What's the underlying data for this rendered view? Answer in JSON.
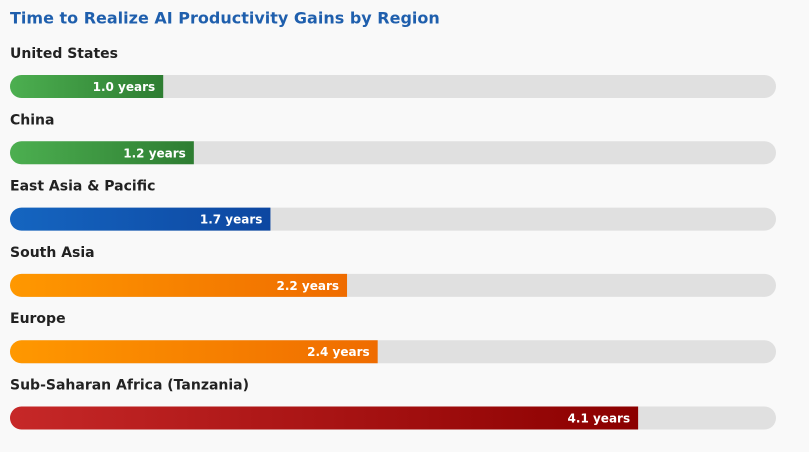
{
  "chart_data": {
    "type": "bar",
    "title": "Time to Realize AI Productivity Gains by Region",
    "categories": [
      "United States",
      "China",
      "East Asia & Pacific",
      "South Asia",
      "Europe",
      "Sub-Saharan Africa (Tanzania)"
    ],
    "values": [
      1.0,
      1.2,
      1.7,
      2.2,
      2.4,
      4.1
    ],
    "value_labels": [
      "1.0 years",
      "1.2 years",
      "1.7 years",
      "2.2 years",
      "2.4 years",
      "4.1 years"
    ],
    "colors": [
      [
        "#4caf50",
        "#2e7d32"
      ],
      [
        "#4caf50",
        "#2e7d32"
      ],
      [
        "#1565c0",
        "#0d47a1"
      ],
      [
        "#ff9800",
        "#ef6c00"
      ],
      [
        "#ff9800",
        "#ef6c00"
      ],
      [
        "#c62828",
        "#8b0000"
      ]
    ],
    "track_color": "#e0e0e0",
    "xlim": [
      0,
      5
    ]
  }
}
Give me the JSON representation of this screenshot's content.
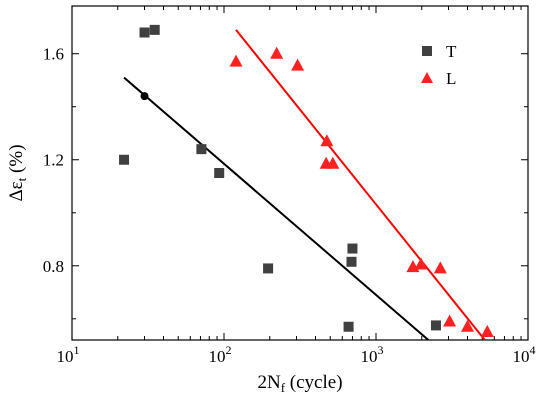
{
  "chart_data": {
    "type": "scatter",
    "xscale": "log",
    "xlim": [
      10,
      10000
    ],
    "ylim": [
      0.52,
      1.78
    ],
    "xticks": [
      10,
      100,
      1000,
      10000
    ],
    "xtick_labels": [
      {
        "base": "10",
        "exp": "1"
      },
      {
        "base": "10",
        "exp": "2"
      },
      {
        "base": "10",
        "exp": "3"
      },
      {
        "base": "10",
        "exp": "4"
      }
    ],
    "yticks": [
      0.8,
      1.2,
      1.6
    ],
    "ytick_labels": [
      "0.8",
      "1.2",
      "1.6"
    ],
    "xlabel": {
      "main": "2N",
      "sub": "f",
      "rest": " (cycle)"
    },
    "ylabel": {
      "main": "Δε",
      "sub": "t",
      "rest": " (%)"
    },
    "grid": false,
    "legend_position": "top-right",
    "series": [
      {
        "name": "T",
        "marker": "square",
        "color": "#404040",
        "points": [
          [
            22,
            1.2
          ],
          [
            30,
            1.68
          ],
          [
            35,
            1.69
          ],
          [
            71,
            1.24
          ],
          [
            93,
            1.15
          ],
          [
            195,
            0.79
          ],
          [
            660,
            0.57
          ],
          [
            690,
            0.815
          ],
          [
            700,
            0.865
          ],
          [
            2480,
            0.575
          ]
        ],
        "fit": {
          "color": "#000000",
          "x": [
            22,
            2210
          ],
          "y": [
            1.51,
            0.52
          ]
        },
        "highlight": {
          "x": 30,
          "y": 1.44,
          "color": "#000000"
        }
      },
      {
        "name": "L",
        "marker": "triangle",
        "color": "#ff2020",
        "points": [
          [
            120,
            1.57
          ],
          [
            222,
            1.6
          ],
          [
            305,
            1.555
          ],
          [
            475,
            1.27
          ],
          [
            470,
            1.185
          ],
          [
            520,
            1.185
          ],
          [
            1750,
            0.795
          ],
          [
            1980,
            0.805
          ],
          [
            2650,
            0.79
          ],
          [
            3050,
            0.59
          ],
          [
            4000,
            0.57
          ],
          [
            5400,
            0.55
          ]
        ],
        "fit": {
          "color": "#ff0000",
          "x": [
            120,
            5200
          ],
          "y": [
            1.69,
            0.52
          ]
        }
      }
    ]
  }
}
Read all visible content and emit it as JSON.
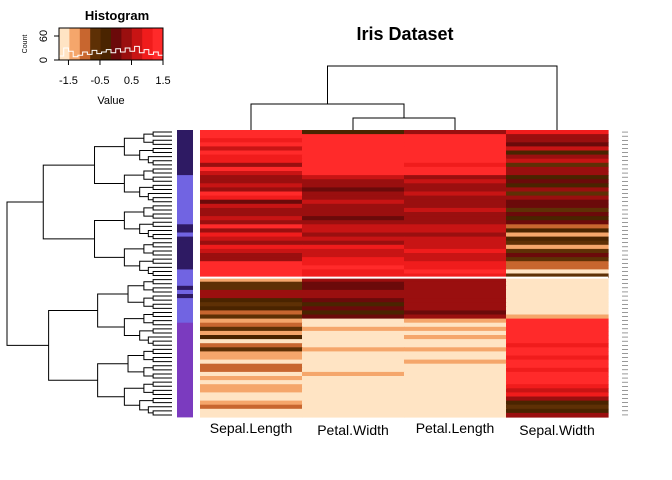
{
  "chart_data": {
    "type": "heatmap",
    "title": "Iris Dataset",
    "columns": [
      "Sepal.Length",
      "Petal.Width",
      "Petal.Length",
      "Sepal.Width"
    ],
    "color_key": {
      "title": "Histogram",
      "xlabel": "Value",
      "ylabel": "Count",
      "x_ticks": [
        "-1.5",
        "-0.5",
        "0.5",
        "1.5"
      ],
      "y_ticks": [
        "0",
        "60"
      ],
      "xlim": [
        -1.8,
        1.5
      ],
      "ylim": [
        0,
        80
      ],
      "colors": [
        "#ffe4c4",
        "#f5a66b",
        "#c8662f",
        "#5e3005",
        "#4a2400",
        "#6b0a0a",
        "#9a0f0f",
        "#c81414",
        "#f01c1c",
        "#ff2a2a"
      ],
      "histogram": [
        10,
        30,
        22,
        8,
        12,
        20,
        14,
        24,
        16,
        20,
        26,
        18,
        28,
        20,
        30,
        22,
        34,
        18,
        26,
        14,
        20,
        12
      ]
    },
    "row_groups": [
      {
        "rows": 11,
        "color": "#2e1a63"
      },
      {
        "rows": 12,
        "color": "#7164e2"
      },
      {
        "rows": 2,
        "color": "#2e1a63"
      },
      {
        "rows": 1,
        "color": "#7164e2"
      },
      {
        "rows": 1,
        "color": "#2e1a63"
      },
      {
        "rows": 7,
        "color": "#2e1a63"
      },
      {
        "rows": 4,
        "color": "#7164e2"
      },
      {
        "rows": 1,
        "color": "#2e1a63"
      },
      {
        "rows": 1,
        "color": "#7164e2"
      },
      {
        "rows": 1,
        "color": "#2e1a63"
      },
      {
        "rows": 6,
        "color": "#7164e2"
      },
      {
        "rows": 23,
        "color": "#7b3bbf"
      }
    ],
    "cluster_cut_row": 36,
    "row_count": 70,
    "values": [
      [
        1.2,
        -0.3,
        0.4,
        1.0
      ],
      [
        1.5,
        1.4,
        1.5,
        0.2
      ],
      [
        1.0,
        1.5,
        1.3,
        0.5
      ],
      [
        1.3,
        1.4,
        1.5,
        0.0
      ],
      [
        0.6,
        1.3,
        1.2,
        0.8
      ],
      [
        1.4,
        1.5,
        1.4,
        -0.3
      ],
      [
        0.9,
        1.4,
        1.5,
        0.3
      ],
      [
        1.1,
        1.3,
        1.2,
        0.6
      ],
      [
        0.5,
        1.2,
        1.1,
        -0.5
      ],
      [
        1.3,
        1.4,
        1.4,
        0.2
      ],
      [
        0.8,
        1.3,
        1.3,
        0.4
      ],
      [
        0.2,
        0.6,
        0.5,
        -0.4
      ],
      [
        0.4,
        0.2,
        0.6,
        0.1
      ],
      [
        0.6,
        0.3,
        0.4,
        -0.2
      ],
      [
        0.3,
        0.1,
        0.2,
        0.3
      ],
      [
        1.2,
        0.5,
        0.7,
        -0.6
      ],
      [
        0.9,
        0.3,
        0.5,
        0.2
      ],
      [
        0.1,
        0.6,
        0.4,
        -0.1
      ],
      [
        0.7,
        0.2,
        0.3,
        0.0
      ],
      [
        0.5,
        0.4,
        0.6,
        -0.8
      ],
      [
        0.2,
        0.3,
        0.5,
        0.1
      ],
      [
        0.8,
        0.1,
        0.3,
        -0.4
      ],
      [
        0.4,
        0.5,
        0.4,
        0.0
      ],
      [
        1.2,
        0.8,
        0.6,
        -1.0
      ],
      [
        0.5,
        0.6,
        0.7,
        -0.3
      ],
      [
        0.9,
        0.4,
        0.5,
        -1.2
      ],
      [
        0.6,
        0.7,
        0.6,
        -0.2
      ],
      [
        0.3,
        0.5,
        0.7,
        -0.7
      ],
      [
        1.1,
        0.9,
        0.8,
        -1.4
      ],
      [
        0.7,
        0.8,
        0.9,
        -0.5
      ],
      [
        0.4,
        0.6,
        0.8,
        0.1
      ],
      [
        0.2,
        0.9,
        0.7,
        -0.6
      ],
      [
        1.3,
        1.1,
        1.0,
        -1.1
      ],
      [
        1.4,
        1.2,
        1.1,
        -0.9
      ],
      [
        1.3,
        1.0,
        1.2,
        -1.5
      ],
      [
        1.4,
        1.1,
        0.9,
        -0.8
      ],
      [
        -1.2,
        0.2,
        0.3,
        -1.6
      ],
      [
        -0.8,
        0.1,
        0.2,
        -1.7
      ],
      [
        -0.6,
        -0.1,
        0.3,
        -1.5
      ],
      [
        0.5,
        0.3,
        0.4,
        -1.6
      ],
      [
        0.3,
        0.2,
        0.5,
        -1.7
      ],
      [
        -0.2,
        0.1,
        0.3,
        -1.6
      ],
      [
        -0.5,
        -0.2,
        0.2,
        -1.5
      ],
      [
        -0.3,
        0.0,
        0.4,
        -1.7
      ],
      [
        -0.9,
        -0.3,
        0.1,
        -1.6
      ],
      [
        -0.7,
        -0.1,
        0.3,
        -1.4
      ],
      [
        -1.4,
        -1.7,
        -1.4,
        1.4
      ],
      [
        -1.1,
        -1.6,
        -1.5,
        1.5
      ],
      [
        -0.6,
        -1.4,
        -1.3,
        1.3
      ],
      [
        -1.3,
        -1.7,
        -1.6,
        1.5
      ],
      [
        -0.4,
        -1.5,
        -1.4,
        1.2
      ],
      [
        -1.5,
        -1.6,
        -1.5,
        1.4
      ],
      [
        -1.0,
        -1.7,
        -1.6,
        1.1
      ],
      [
        -0.8,
        -1.4,
        -1.3,
        1.5
      ],
      [
        -1.4,
        -1.6,
        -1.5,
        1.3
      ],
      [
        -1.2,
        -1.7,
        -1.6,
        1.0
      ],
      [
        -1.6,
        -1.5,
        -1.4,
        1.4
      ],
      [
        -1.1,
        -1.7,
        -1.6,
        1.5
      ],
      [
        -0.9,
        -1.6,
        -1.5,
        0.9
      ],
      [
        -1.5,
        -1.4,
        -1.5,
        1.3
      ],
      [
        -1.3,
        -1.7,
        -1.6,
        1.2
      ],
      [
        -1.6,
        -1.7,
        -1.6,
        1.4
      ],
      [
        -1.4,
        -1.6,
        -1.7,
        1.0
      ],
      [
        -1.2,
        -1.7,
        -1.6,
        0.8
      ],
      [
        -1.5,
        -1.6,
        -1.5,
        1.1
      ],
      [
        -1.7,
        -1.7,
        -1.6,
        0.5
      ],
      [
        -1.3,
        -1.6,
        -1.7,
        -0.2
      ],
      [
        -1.1,
        -1.7,
        -1.6,
        -0.5
      ],
      [
        -1.6,
        -1.7,
        -1.6,
        -0.3
      ],
      [
        -1.5,
        -1.6,
        -1.7,
        0.2
      ]
    ]
  }
}
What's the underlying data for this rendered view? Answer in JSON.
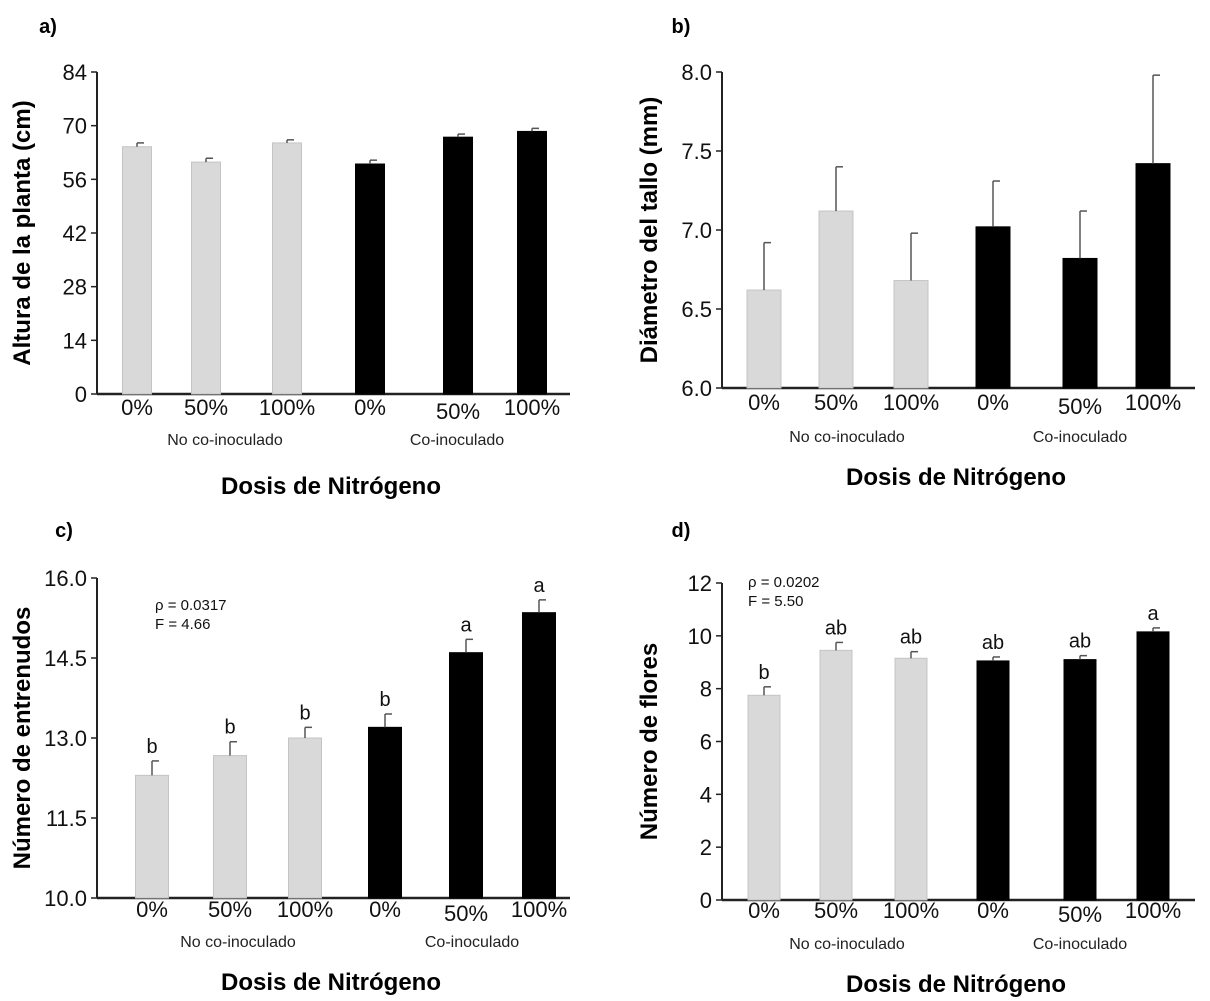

══════

_Exercise prompt_:
Extract every line from the records above that contains the word "years".

_Result of this task_:
      "1.0 years",
      "1.2 years",
      "1.7 years",
      "2.2 years",
      "2.4 years",
      "4.1 years"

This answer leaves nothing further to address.